* [Document excerpt]
3.      Architectural Comparison
3.1: The Competitors

       There are two 64-bit designs currently in contention, one from each major PC CPU manufacturer
       (INTEL & AMD).
       The Intel architecture named IA-64 is a clean slate design, conceptualised in the early 90’s.
       (Crawford 2000) describes the architecture as a RISC design that can execute multiple instructions
       simultaneously. It makes use of VLIW (very long instruction words) for added flexibility, to group
       instructions that can be executed in parallel (a characteristic referred to as superscalar).

       On the other hand, (Cleveland 2001) describes how AMD is taking a less disruptive approach to
       the challenge of 64-bit computing with x86-64. Their design is an extension on the existing x86-32
       CISC architecture to overcome maximum addressable memory restrictions, and allow 64-bit
       calculations to be performed natively.

       Whether one approach is better or not is difficult to judge, as both have obvious advantages and
       disadvantages.
       Each aspect of the designs will now be examined, to help determine which is superior in differing
       scenarios.




                                                     5
3.2:     GPR (General Purpose Register) Comparison
       As the IA-64 is RISC based architecture, the number of general purpose registers is large.
       Compared with traditional x86 designs, the 128 integer registers and 128 floating point are
       positively massive. Obviously, the general purpose registers are 64-bit wide, and the floating point
       are 82-bits wide. (Turley 2002) / (Huck, Morris 2000).

* [Stated task 1] Reproduce the part of the 64-bit architecture comparison starting with "Compared with traditional" and going on through "(Huck, Morris 2000).".
* [Stated task 2] In the 64-bit architecture comparison, how wide are the IA-64 floating point registers?
* [Stated task 3] Pick up the 64-bit architecture comparison after its final sentence and keep writing.
The material after this text isn't needed here.

* [Data block]
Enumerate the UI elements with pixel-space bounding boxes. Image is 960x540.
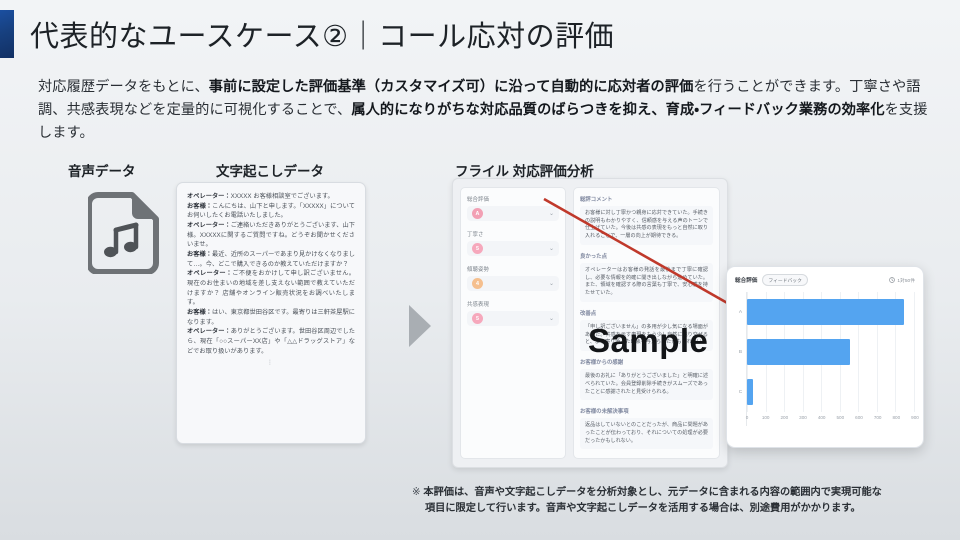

* [Task answer 1]
Compared with traditional x86 designs, the 128 integer registers and 128 floating point are
       positively massive. Obviously, the general purpose registers are 64-bit wide, and the floating point
       are 82-bits wide. (Turley 2002) / (Huck, Morris 2000).

* [Task answer 2] 82 bits

* [Task answer 3]
                                                                 The diagram to the left
                                                                 shows the general purpose
                                                                 integer and floating point
                                                                 registers, and their widths.
                                                                 Note the floating point is
                                                                 slightly wider (82-bit), and
                                                                 the Program Counter (PC) is
                                                                 64-bit, like the general
                                                                 integer registers.
       Figure 2: A simplified diagram          of IA-64
       internal registers

       This architecture gives the programmer or compiler an incredibly rich supply of registers, totalling
       328.


       AMD’s choice of register design was easily decided once they chose to extend the existing x86-32
       architecture.
       Comparable to when the original 8086 register set of 8 16-bit registers were extended to 32-bits for
       the launch of the 80386 CPU, AMD is implementing their extension to 64-bit in the same way.
       The 32-bit full registers were accessed by using different assembly language mnemonics to address
       each general purpose register, e.g. AX became EAX. For AMD’s 64-bit extension the new
       mnemonic prefix is R, e.g. AX register becomes RAX for the full 64-bits.

       (Leibson 2000) details a further augmentation that AMD has implemented to the existing x86
       design. While operating in 64-bit mode, the CPU can also make use of an extra eight general
       purpose registers, which should help overcome some of the limitations of this ageing architecture.
       The new registers double the total GPRs, as the diagram below shows.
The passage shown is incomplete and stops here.